Provided text:
--------------------

Court of Appeals of Minnesota
Jun 26, 2023
No. A22-1109 (Minn. Ct. App. Jun. 26, 2023)

Opinion

A22-1109

06-26-2023

State of Minnesota, Respondent, v. Pariss Demond Wright, Appellant.

Keith Ellison, Attorney General, St. Paul, Minnesota; and Kimberly J. Maki, St. Louis County Attorney, Victoria Wanta, Assistant County Attorney, Duluth, Minnesota (for respondent) Cathryn Middlebrook, Chief Appellate Public Defender, Suzanne M. Senecal-Hill, Assistant Public Defender, St. Paul, Minnesota (for appellant)


This opinion is nonprecedential except as provided by Minn. R. Civ. App. P. 136.01, subd. 1(c).

St. Louis County District Court File No. 69DU-CR-21-3685

Keith Ellison, Attorney General, St. Paul, Minnesota; and Kimberly J. Maki, St. Louis County Attorney, Victoria Wanta, Assistant County Attorney, Duluth, Minnesota (for respondent)

Cathryn Middlebrook, Chief Appellate Public Defender, Suzanne M. Senecal-Hill, Assistant Public Defender, St. Paul, Minnesota (for appellant)

Considered and decided by Worke, Presiding Judge; Connolly, Judge; and Bratvold, Judge.

WORKE, JUDGE

Appellant challenges his criminal-sexual-conduct conviction, arguing that his jury-trial waiver was invalid. We affirm.

FACTS

In December 2021, respondent State of Minnesota charged appellant Pariss Demond Wright with third-degree criminal sexual conduct under Minn. Stat. § 609.344, subd. 1(d) (2020). Wright was appointed a public defender. His omnibus hearing was scheduled for just under one month later. Before the omnibus hearing, Wright requested that the public defender be discharged. At the omnibus hearing, the district court discharged the public defender and Wright proceeded pro se. When asked whether he was "asking . . . for . . . advisory counsel," Wright responded, "Not at this time, no."

Wright then argued to dismiss the charge. The district court understood Wright as arguing that he "didn't do this" and that the victim was "making this up." The district court denied Wright's motion, explaining that those were trial issues. Afterward, Wright mentioned "bring[ing] his own subpoenas" and acknowledged that the "[j]ury trial [was] coming up."

At the next pretrial hearing, the parties and court discussed the jury questionnaire and trial procedures. Wright then reiterated his motion to dismiss, stating that a trial was unnecessary because he filed affidavits that should be enough for dismissal. The court informed Wright that it would reconsider his motion by the next hearing.

The prosecutor noted that Wright had asked about advisory counsel. Wright stated that he did not "mind the assistance" but would decline advisory counsel to avoid delaying trial. The prosecutor also noted that Wright had questioned the difference between a court trial and a jury trial. The district court explained to Wright that he had the right to a jury trial "with 12 people" deciding his "guilt or innocence." The district court stated that the jury's verdict must be unanimous, explained why some defendants prefer a jury trial, and stated that Wright could alternatively choose to have a judge decide his guilt or innocence.

--------------------

Your goal:
Answer these questions from the court opinion:
1. What offense was Wright charged with in December 2021?
2. Which judge presided over the panel that decided the appeal?
3. How many people did the district court tell Wright would decide his guilt or innocence in a jury trial?

--------------------

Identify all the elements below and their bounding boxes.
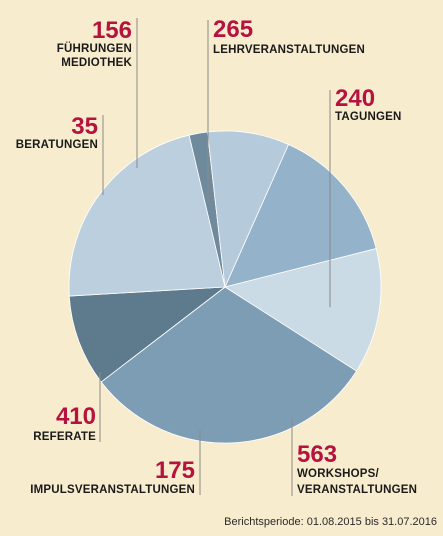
slice-label-2-1: VERANSTALTUNGEN bbox=[297, 484, 417, 496]
slice-label-5-0: BERATUNGEN bbox=[16, 139, 98, 151]
leader-lines bbox=[99, 18, 331, 496]
slice-value-1: 240 bbox=[335, 85, 375, 112]
pie-slices bbox=[68, 130, 382, 444]
slice-value-0: 265 bbox=[213, 16, 253, 43]
slice-value-3: 175 bbox=[155, 457, 195, 484]
slice-label-6-1: MEDIOTHEK bbox=[61, 57, 132, 69]
slice-label-1-0: TAGUNGEN bbox=[335, 111, 402, 123]
slice-label-0-0: LEHRVERANSTALTUNGEN bbox=[213, 44, 365, 56]
pie-slice-4 bbox=[68, 134, 226, 297]
slice-label-4-0: REFERATE bbox=[33, 431, 96, 443]
slice-value-6: 156 bbox=[92, 17, 132, 44]
pie-slice-2 bbox=[100, 286, 357, 444]
slice-value-2: 563 bbox=[297, 441, 337, 468]
slice-label-2-0: WORKSHOPS/ bbox=[297, 468, 379, 480]
slice-label-6-0: FÜHRUNGEN bbox=[57, 42, 132, 55]
pie-slice-0 bbox=[224, 143, 377, 288]
report-period-note: Berichtsperiode: 01.08.2015 bis 31.07.20… bbox=[224, 516, 437, 528]
slice-value-4: 410 bbox=[56, 403, 96, 430]
pie-slice-1 bbox=[224, 248, 382, 372]
slice-value-5: 35 bbox=[71, 113, 98, 140]
slice-label-3-0: IMPULSVERANSTALTUNGEN bbox=[30, 484, 195, 496]
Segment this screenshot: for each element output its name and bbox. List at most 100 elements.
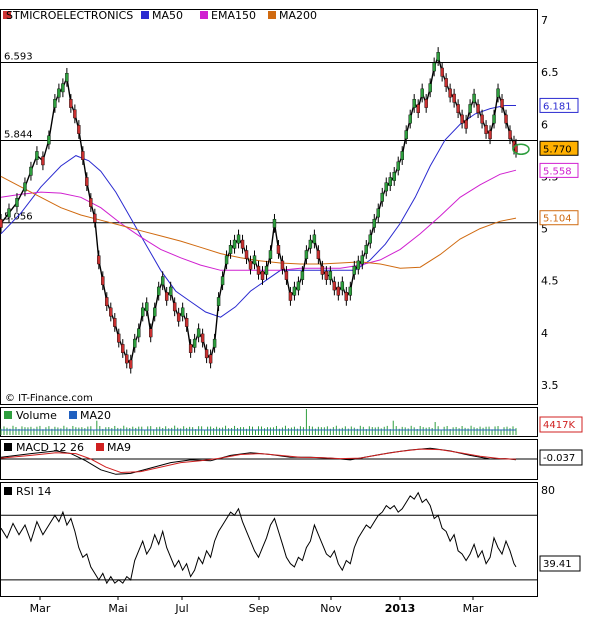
price-candle-body — [408, 114, 412, 124]
price-candle-body — [464, 119, 468, 129]
price-ytick-label: 4.5 — [541, 275, 559, 288]
price-candle-body — [504, 114, 508, 124]
price-candle-body — [224, 255, 229, 265]
price-candle-body — [332, 281, 337, 291]
volume-legend: Volume MA20 — [4, 409, 111, 422]
legend-swatch-rsi — [4, 487, 12, 495]
price-candle-body — [276, 245, 281, 254]
price-candle-body — [280, 260, 285, 270]
price-candle-body — [284, 271, 289, 280]
price-candle-body — [416, 104, 420, 114]
price-candle-body — [41, 156, 45, 166]
price-candle-body — [47, 135, 51, 145]
macd-last-value: -0.037 — [539, 449, 583, 466]
price-candle-body — [73, 109, 77, 119]
rsi-panel-frame — [0, 482, 538, 597]
price-candle-body — [176, 312, 181, 322]
price-candle-body — [296, 281, 301, 291]
x-tick-label: 2013 — [385, 602, 416, 615]
price-candle-body — [388, 177, 392, 187]
price-candle-body — [133, 338, 137, 348]
price-candle-body — [484, 125, 488, 134]
series-line-rsi — [0, 491, 517, 585]
price-candle-body — [452, 93, 456, 103]
legend-label-rsi: RSI 14 — [16, 485, 51, 498]
price-candle-body — [168, 286, 173, 296]
price-candle-body — [396, 161, 400, 171]
price-candle-body — [336, 286, 341, 296]
price-candle-body — [312, 234, 317, 244]
price-candle-body — [400, 151, 404, 160]
price-candle-body — [460, 114, 464, 124]
price-candle-body — [113, 318, 117, 327]
price-candle-body — [29, 166, 33, 176]
price-candle-body — [196, 328, 201, 338]
price-candle-body — [160, 276, 165, 286]
price-candle-body — [117, 333, 121, 343]
x-tick-label: Sep — [249, 602, 270, 615]
legend-label-macd-ma9: MA9 — [107, 441, 131, 454]
legend-swatch-macd-ma9 — [96, 443, 104, 451]
price-candle-body — [360, 255, 364, 265]
price-candle-body — [260, 271, 265, 280]
price-candle-body — [288, 291, 293, 301]
rsi-ytick-label: 80 — [541, 484, 555, 497]
price-candle-body — [496, 88, 500, 98]
legend-swatch-ma200 — [268, 11, 276, 19]
price-candle-body — [97, 255, 101, 265]
price-candle-body — [101, 276, 105, 286]
price-candle-body — [372, 218, 376, 228]
price-candle-body — [89, 198, 93, 207]
last-value-label-ma200: 5.104 — [543, 214, 572, 225]
x-tick-label: Mar — [30, 602, 51, 615]
volume-last-value: 4417K — [539, 416, 583, 433]
price-candle-body — [328, 271, 333, 280]
price-candle-body — [180, 307, 185, 317]
price-candle-body — [65, 72, 69, 82]
price-candle-body — [292, 286, 297, 296]
price-candle-body — [432, 62, 436, 72]
last-value-label-ma50: 6.181 — [543, 101, 572, 112]
series-line-ma50 — [0, 105, 516, 318]
chart-title: STMICROELECTRONICS — [6, 9, 133, 22]
price-legend: STMICROELECTRONICS MA50 EMA150 MA200 — [3, 9, 317, 22]
price-candle-body — [35, 151, 39, 160]
price-candle-body — [15, 198, 19, 207]
series-line-ema150 — [0, 169, 517, 271]
price-candle-body — [480, 114, 484, 124]
price-candle-body — [129, 359, 133, 369]
volume-last-value-box — [539, 416, 583, 433]
price-candle-body — [172, 302, 177, 312]
volume-panel-frame — [0, 407, 538, 437]
last-value-label-price: 5.770 — [543, 144, 572, 155]
price-candle-body — [340, 281, 345, 291]
price-candle-body — [248, 260, 253, 270]
legend-label-macd: MACD 12 26 — [16, 441, 84, 454]
price-ytick-label: 6 — [541, 118, 548, 131]
price-candle-body — [109, 307, 113, 317]
price-candle-body — [472, 93, 476, 103]
last-value-box-price — [539, 140, 579, 156]
price-candle-body — [268, 250, 273, 260]
price-candle-body — [61, 83, 65, 93]
price-candle-body — [125, 354, 129, 364]
price-candle-body — [53, 99, 57, 108]
price-candle-body — [93, 213, 97, 223]
price-ytick-label: 4 — [541, 327, 548, 340]
legend-label-ma200: MA200 — [279, 9, 317, 22]
price-candle-body — [488, 130, 492, 140]
price-candle-body — [228, 245, 233, 254]
price-candle-body — [141, 307, 145, 317]
price-candle-body — [272, 218, 277, 228]
legend-swatch-volume-ma20 — [69, 411, 77, 419]
price-candle-body — [440, 67, 444, 77]
price-candle-body — [380, 192, 384, 202]
last-value-box-ma50 — [539, 97, 579, 113]
price-candle-body — [428, 83, 432, 93]
legend-label-volume-ma20: MA20 — [80, 409, 111, 422]
price-candle-body — [404, 130, 408, 140]
legend-label-volume: Volume — [16, 409, 57, 422]
price-candle-body — [476, 104, 480, 114]
legend-swatch-macd — [4, 443, 12, 451]
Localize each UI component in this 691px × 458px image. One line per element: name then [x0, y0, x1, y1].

--------------------

Final answer:
1. Third-degree criminal sexual conduct.
2. Worke.
3. 12.